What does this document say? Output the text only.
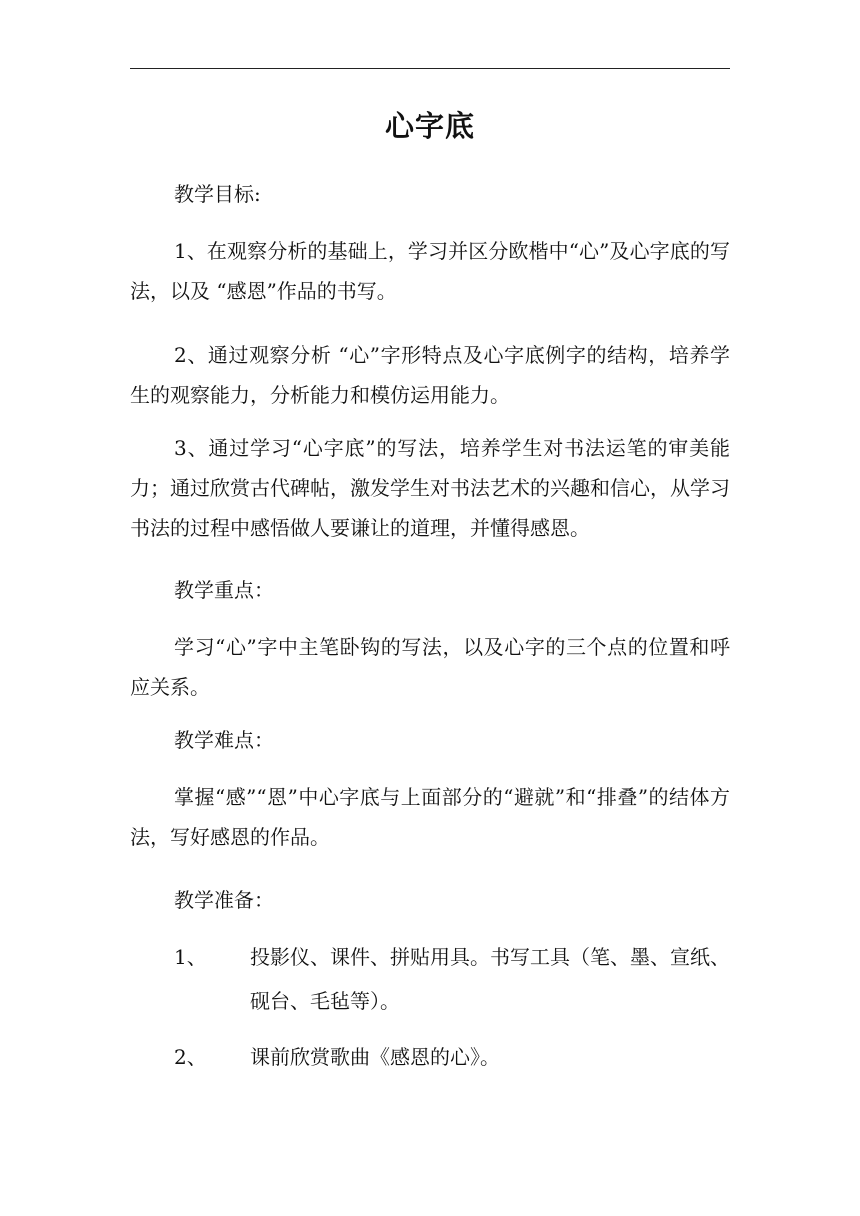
心字底

教学目标:

1、在观察分析的基础上，学习并区分欧楷中“心”及心字底的写法，以及 “感恩”作品的书写。

2、通过观察分析 “心”字形特点及心字底例字的结构，培养学生的观察能力，分析能力和模仿运用能力。

3、通过学习“心字底”的写法，培养学生对书法运笔的审美能力；通过欣赏古代碑帖，激发学生对书法艺术的兴趣和信心，从学习书法的过程中感悟做人要谦让的道理，并懂得感恩。

教学重点：

学习“心”字中主笔卧钩的写法，以及心字的三个点的位置和呼应关系。

教学难点：

掌握“感”“恩”中心字底与上面部分的“避就”和“排叠”的结体方法，写好感恩的作品。

教学准备：

1、 投影仪、课件、拼贴用具。书写工具（笔、墨、宣纸、砚台、毛毡等）。
2、 课前欣赏歌曲《感恩的心》。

▸ **DIRECTIVE**
Each line of the data is to be duplicated exactly; pictures stay out of the copy.

▸ **ANSWER TO THIS PROBLEM**
What does this document say? Output the text only.
心字底

教学目标:

1、在观察分析的基础上，学习并区分欧楷中“心”及心字底的写法，以及 “感恩”作品的书写。

2、通过观察分析 “心”字形特点及心字底例字的结构，培养学生的观察能力，分析能力和模仿运用能力。

3、通过学习“心字底”的写法，培养学生对书法运笔的审美能力；通过欣赏古代碑帖，激发学生对书法艺术的兴趣和信心，从学习书法的过程中感悟做人要谦让的道理，并懂得感恩。

教学重点：

学习“心”字中主笔卧钩的写法，以及心字的三个点的位置和呼应关系。

教学难点：

掌握“感”“恩”中心字底与上面部分的“避就”和“排叠”的结体方法，写好感恩的作品。

教学准备：

1、 投影仪、课件、拼贴用具。书写工具（笔、墨、宣纸、砚台、毛毡等）。
2、 课前欣赏歌曲《感恩的心》。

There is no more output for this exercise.